### Your instructions:
Write only the number of lines in the data that include the word "heading".

### Records provided:

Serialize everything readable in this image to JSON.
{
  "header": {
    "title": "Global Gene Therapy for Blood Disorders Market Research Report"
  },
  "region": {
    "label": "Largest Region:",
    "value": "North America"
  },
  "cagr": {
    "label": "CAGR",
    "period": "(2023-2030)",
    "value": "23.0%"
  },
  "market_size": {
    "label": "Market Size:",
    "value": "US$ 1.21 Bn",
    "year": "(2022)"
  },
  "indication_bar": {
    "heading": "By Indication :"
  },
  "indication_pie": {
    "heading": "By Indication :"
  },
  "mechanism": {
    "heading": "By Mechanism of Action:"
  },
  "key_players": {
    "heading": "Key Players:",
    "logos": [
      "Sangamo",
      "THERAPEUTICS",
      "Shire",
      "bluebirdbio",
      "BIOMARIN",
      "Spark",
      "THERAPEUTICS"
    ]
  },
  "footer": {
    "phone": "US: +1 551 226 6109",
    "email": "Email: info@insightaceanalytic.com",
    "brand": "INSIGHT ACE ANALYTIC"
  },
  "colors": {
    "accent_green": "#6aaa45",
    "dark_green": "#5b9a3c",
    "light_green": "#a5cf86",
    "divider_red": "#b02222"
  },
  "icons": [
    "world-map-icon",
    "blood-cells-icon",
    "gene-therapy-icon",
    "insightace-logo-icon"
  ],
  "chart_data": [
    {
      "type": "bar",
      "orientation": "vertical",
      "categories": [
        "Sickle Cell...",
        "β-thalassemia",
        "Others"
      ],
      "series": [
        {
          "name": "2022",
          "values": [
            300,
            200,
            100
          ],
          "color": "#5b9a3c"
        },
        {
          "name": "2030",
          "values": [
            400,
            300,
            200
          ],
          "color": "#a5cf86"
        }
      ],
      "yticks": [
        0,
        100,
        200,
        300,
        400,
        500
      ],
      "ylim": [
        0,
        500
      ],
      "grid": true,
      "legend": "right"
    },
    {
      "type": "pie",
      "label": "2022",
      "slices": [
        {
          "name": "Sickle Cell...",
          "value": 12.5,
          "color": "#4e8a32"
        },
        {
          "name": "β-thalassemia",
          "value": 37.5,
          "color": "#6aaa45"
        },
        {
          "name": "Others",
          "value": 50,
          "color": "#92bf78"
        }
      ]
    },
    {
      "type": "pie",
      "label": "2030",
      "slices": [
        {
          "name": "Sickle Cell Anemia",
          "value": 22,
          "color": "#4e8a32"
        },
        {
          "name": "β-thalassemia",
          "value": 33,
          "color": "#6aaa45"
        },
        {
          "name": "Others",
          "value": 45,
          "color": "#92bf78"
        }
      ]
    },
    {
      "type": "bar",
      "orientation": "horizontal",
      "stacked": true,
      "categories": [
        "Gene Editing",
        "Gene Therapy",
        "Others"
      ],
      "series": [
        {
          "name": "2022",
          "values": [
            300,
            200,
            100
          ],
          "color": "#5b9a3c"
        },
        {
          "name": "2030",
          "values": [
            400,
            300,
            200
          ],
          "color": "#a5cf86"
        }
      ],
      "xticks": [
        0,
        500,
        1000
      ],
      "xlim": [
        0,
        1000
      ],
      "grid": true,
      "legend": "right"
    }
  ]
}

### Solved exercise:
4